• [Problem details]: Write out each line of the listing as it stands, without the images.

Items from a data source:

========

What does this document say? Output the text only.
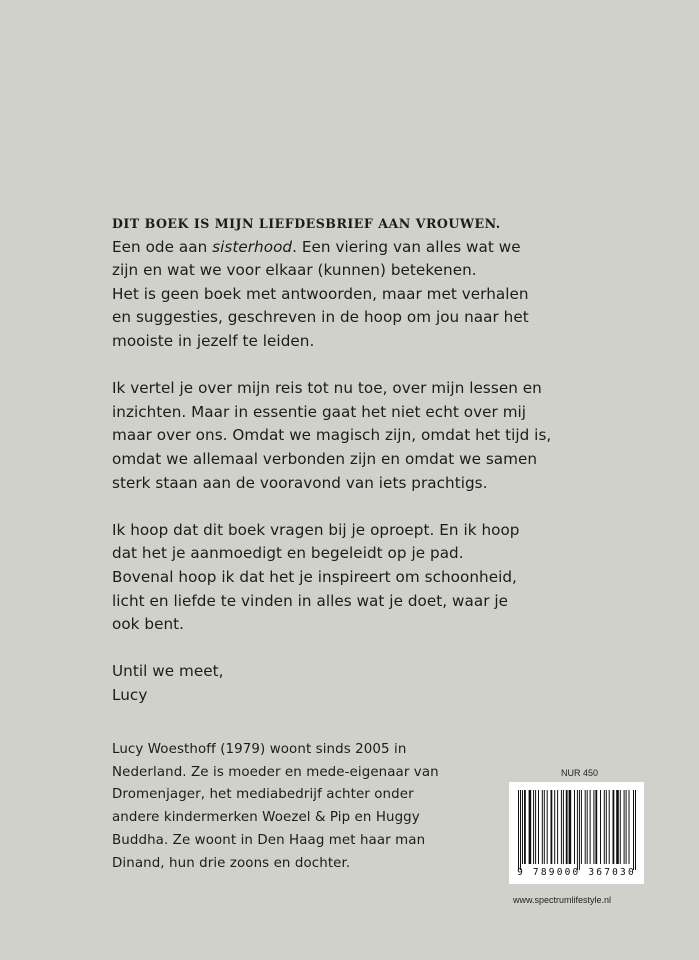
DIT BOEK IS MIJN LIEFDESBRIEF AAN VROUWEN.
Een ode aan sisterhood. Een viering van alles wat we
zijn en wat we voor elkaar (kunnen) betekenen.
Het is geen boek met antwoorden, maar met verhalen
en suggesties, geschreven in de hoop om jou naar het
mooiste in jezelf te leiden.

Ik vertel je over mijn reis tot nu toe, over mijn lessen en
inzichten. Maar in essentie gaat het niet echt over mij
maar over ons. Omdat we magisch zijn, omdat het tijd is,
omdat we allemaal verbonden zijn en omdat we samen
sterk staan aan de vooravond van iets prachtigs.

Ik hoop dat dit boek vragen bij je oproept. En ik hoop
dat het je aanmoedigt en begeleidt op je pad.
Bovenal hoop ik dat het je inspireert om schoonheid,
licht en liefde te vinden in alles wat je doet, waar je
ook bent.

Until we meet,
Lucy

Lucy Woesthoff (1979) woont sinds 2005 in
Nederland. Ze is moeder en mede-eigenaar van
Dromenjager, het mediabedrijf achter onder
andere kindermerken Woezel & Pip en Huggy
Buddha. Ze woont in Den Haag met haar man
Dinand, hun drie zoons en dochter.
NUR 450
9 789000 367030
www.spectrumlifestyle.nl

========

• [Correct output]:
What does this document say? Output the text only.
DIT BOEK IS MIJN LIEFDESBRIEF AAN VROUWEN.
Een ode aan sisterhood. Een viering van alles wat we
zijn en wat we voor elkaar (kunnen) betekenen.
Het is geen boek met antwoorden, maar met verhalen
en suggesties, geschreven in de hoop om jou naar het
mooiste in jezelf te leiden.

Ik vertel je over mijn reis tot nu toe, over mijn lessen en
inzichten. Maar in essentie gaat het niet echt over mij
maar over ons. Omdat we magisch zijn, omdat het tijd is,
omdat we allemaal verbonden zijn en omdat we samen
sterk staan aan de vooravond van iets prachtigs.

Ik hoop dat dit boek vragen bij je oproept. En ik hoop
dat het je aanmoedigt en begeleidt op je pad.
Bovenal hoop ik dat het je inspireert om schoonheid,
licht en liefde te vinden in alles wat je doet, waar je
ook bent.

Until we meet,
Lucy

Lucy Woesthoff (1979) woont sinds 2005 in
Nederland. Ze is moeder en mede-eigenaar van
Dromenjager, het mediabedrijf achter onder
andere kindermerken Woezel & Pip en Huggy
Buddha. Ze woont in Den Haag met haar man
Dinand, hun drie zoons en dochter.
NUR 450
9 789000 367030
www.spectrumlifestyle.nl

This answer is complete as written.